(What you need to do)
Rewrite the contract excerpt, starting at the words "4.2 Payment. Unless" and stopping after "expenditures from Symbios.", and change "thirty (30) days" to "sixty (60) days".

(Excerpted text)
* * * *
4.2 Payment. Unless otherwise stated in the Project Agreement, Symbios will invoice
the Sponsor on a monthly basis for time and expenses incurred during the previous month. Upon
acceptance of the deliverables by Sponsor pursuant to the applicable Project Agreement, payment of
fees and reimbursement for expenses shall be made within thirty (30) days of receipt of an itemized
monthly invoice and evidence of expenditures from Symbios.
5. Confidential Information - The parties recognize that all of the Sponsor’s
proprietary and/or confidential information including, but not limited to, operating methods,
technology, ideas, data, devices, trade secrets, inventions, patents, patent applications,
trademarks, trademark applications, processes, improvements, know how, other works of authorship,
designs, marketing and regulatory strategy, customer lists, and any other proprietary or
confidential information (“Confidential Information”) of the Sponsor is unique and was developed or
acquired at great cost to and investment by the Sponsor. As such, any Confidential Information
obtained by Symbios from the Sponsor since the Effective Date, regardless of the form in which it
was disclosed, shall be kept secret and not revealed, divulged, used, or made known to anyone,
except as required by law (based on the opinion of Symbios’ legal counsel and provided that Symbios
provides the Sponsor with reasonable advance notice of such required disclosure, use, release or
divulgence) or to discharge Symbios’ duties described herein.
* * * *
(Data extracted from a collection)
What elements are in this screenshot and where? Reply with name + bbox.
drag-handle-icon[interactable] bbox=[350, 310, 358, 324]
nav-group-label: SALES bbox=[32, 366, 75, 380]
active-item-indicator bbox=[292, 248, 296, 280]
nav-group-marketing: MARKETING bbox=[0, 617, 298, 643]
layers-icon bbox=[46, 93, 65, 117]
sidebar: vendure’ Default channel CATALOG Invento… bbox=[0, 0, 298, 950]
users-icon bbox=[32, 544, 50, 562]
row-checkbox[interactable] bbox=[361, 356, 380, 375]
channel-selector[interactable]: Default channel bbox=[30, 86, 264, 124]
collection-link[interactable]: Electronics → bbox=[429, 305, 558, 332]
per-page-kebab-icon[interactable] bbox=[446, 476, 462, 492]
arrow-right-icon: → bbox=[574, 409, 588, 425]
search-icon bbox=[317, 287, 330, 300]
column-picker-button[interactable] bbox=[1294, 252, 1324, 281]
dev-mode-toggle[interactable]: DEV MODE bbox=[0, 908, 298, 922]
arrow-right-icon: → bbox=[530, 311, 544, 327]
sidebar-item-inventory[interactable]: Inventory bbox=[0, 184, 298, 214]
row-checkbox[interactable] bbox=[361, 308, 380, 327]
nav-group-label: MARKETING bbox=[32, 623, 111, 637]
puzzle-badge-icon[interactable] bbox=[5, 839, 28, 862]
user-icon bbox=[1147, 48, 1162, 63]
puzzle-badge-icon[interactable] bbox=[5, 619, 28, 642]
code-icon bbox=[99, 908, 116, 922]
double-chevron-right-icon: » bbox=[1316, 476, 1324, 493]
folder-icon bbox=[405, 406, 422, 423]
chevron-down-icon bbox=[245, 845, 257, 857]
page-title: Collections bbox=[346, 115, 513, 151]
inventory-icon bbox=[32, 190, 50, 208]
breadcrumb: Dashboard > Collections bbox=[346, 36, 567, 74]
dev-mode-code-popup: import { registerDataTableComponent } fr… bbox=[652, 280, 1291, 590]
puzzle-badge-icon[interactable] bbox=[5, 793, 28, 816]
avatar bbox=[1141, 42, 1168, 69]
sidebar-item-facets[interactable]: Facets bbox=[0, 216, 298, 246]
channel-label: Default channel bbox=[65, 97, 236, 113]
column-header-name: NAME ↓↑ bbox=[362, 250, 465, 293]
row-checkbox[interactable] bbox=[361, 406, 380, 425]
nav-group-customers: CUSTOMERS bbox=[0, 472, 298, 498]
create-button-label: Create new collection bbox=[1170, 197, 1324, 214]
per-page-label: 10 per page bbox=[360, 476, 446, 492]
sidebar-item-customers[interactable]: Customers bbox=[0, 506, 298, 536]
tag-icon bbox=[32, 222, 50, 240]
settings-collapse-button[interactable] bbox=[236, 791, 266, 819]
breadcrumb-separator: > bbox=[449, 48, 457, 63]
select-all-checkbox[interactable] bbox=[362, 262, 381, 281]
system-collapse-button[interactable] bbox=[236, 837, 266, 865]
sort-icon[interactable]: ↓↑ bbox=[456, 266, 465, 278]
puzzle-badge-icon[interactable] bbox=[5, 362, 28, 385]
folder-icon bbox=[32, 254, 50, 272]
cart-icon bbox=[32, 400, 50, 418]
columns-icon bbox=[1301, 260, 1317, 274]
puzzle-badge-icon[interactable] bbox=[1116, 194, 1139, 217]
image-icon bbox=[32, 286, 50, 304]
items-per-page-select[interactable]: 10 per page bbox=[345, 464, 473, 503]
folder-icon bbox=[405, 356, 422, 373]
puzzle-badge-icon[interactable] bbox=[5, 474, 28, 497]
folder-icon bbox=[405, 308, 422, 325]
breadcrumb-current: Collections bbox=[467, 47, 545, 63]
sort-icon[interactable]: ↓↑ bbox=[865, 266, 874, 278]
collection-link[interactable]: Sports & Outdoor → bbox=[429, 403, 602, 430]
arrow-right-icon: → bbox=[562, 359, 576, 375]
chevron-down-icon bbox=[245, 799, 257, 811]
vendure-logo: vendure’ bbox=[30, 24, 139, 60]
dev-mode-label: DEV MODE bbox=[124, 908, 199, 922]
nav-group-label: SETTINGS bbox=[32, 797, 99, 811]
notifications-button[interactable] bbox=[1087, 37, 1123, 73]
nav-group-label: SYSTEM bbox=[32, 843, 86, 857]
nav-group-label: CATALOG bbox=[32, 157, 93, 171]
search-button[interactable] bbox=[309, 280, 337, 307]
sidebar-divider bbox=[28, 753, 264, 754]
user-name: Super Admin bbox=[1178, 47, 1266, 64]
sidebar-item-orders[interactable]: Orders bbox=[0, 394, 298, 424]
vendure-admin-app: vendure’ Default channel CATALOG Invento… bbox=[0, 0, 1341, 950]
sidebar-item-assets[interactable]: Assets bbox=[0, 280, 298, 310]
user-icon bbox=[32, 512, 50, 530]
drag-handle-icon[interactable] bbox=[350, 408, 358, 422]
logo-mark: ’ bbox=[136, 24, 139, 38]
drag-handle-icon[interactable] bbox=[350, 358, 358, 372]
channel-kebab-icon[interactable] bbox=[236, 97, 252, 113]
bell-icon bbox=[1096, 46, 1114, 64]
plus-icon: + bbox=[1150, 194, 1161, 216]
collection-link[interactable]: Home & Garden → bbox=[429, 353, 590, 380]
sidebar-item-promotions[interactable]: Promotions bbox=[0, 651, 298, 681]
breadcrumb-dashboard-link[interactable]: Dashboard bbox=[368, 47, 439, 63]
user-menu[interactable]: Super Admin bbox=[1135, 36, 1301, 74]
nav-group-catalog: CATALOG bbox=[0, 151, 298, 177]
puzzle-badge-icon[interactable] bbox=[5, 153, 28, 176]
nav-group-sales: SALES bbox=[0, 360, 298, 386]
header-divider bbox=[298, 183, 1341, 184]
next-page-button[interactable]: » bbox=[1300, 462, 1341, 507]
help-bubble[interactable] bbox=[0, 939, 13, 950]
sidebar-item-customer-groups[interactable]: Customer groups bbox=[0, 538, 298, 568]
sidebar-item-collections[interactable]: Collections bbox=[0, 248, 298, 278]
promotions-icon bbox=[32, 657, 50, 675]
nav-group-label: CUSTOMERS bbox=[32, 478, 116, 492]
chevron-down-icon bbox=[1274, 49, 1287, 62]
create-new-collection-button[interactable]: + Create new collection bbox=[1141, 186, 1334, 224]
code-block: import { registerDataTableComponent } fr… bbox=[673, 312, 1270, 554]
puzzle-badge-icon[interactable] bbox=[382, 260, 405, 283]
* * * *
(Output below)
4.2 Payment. Unless otherwise stated in the Project Agreement, Symbios will invoice
the Sponsor on a monthly basis for time and expenses incurred during the previous month. Upon
acceptance of the deliverables by Sponsor pursuant to the applicable Project Agreement, payment of
fees and reimbursement for expenses shall be made within sixty (60) days of receipt of an itemized
monthly invoice and evidence of expenditures from Symbios.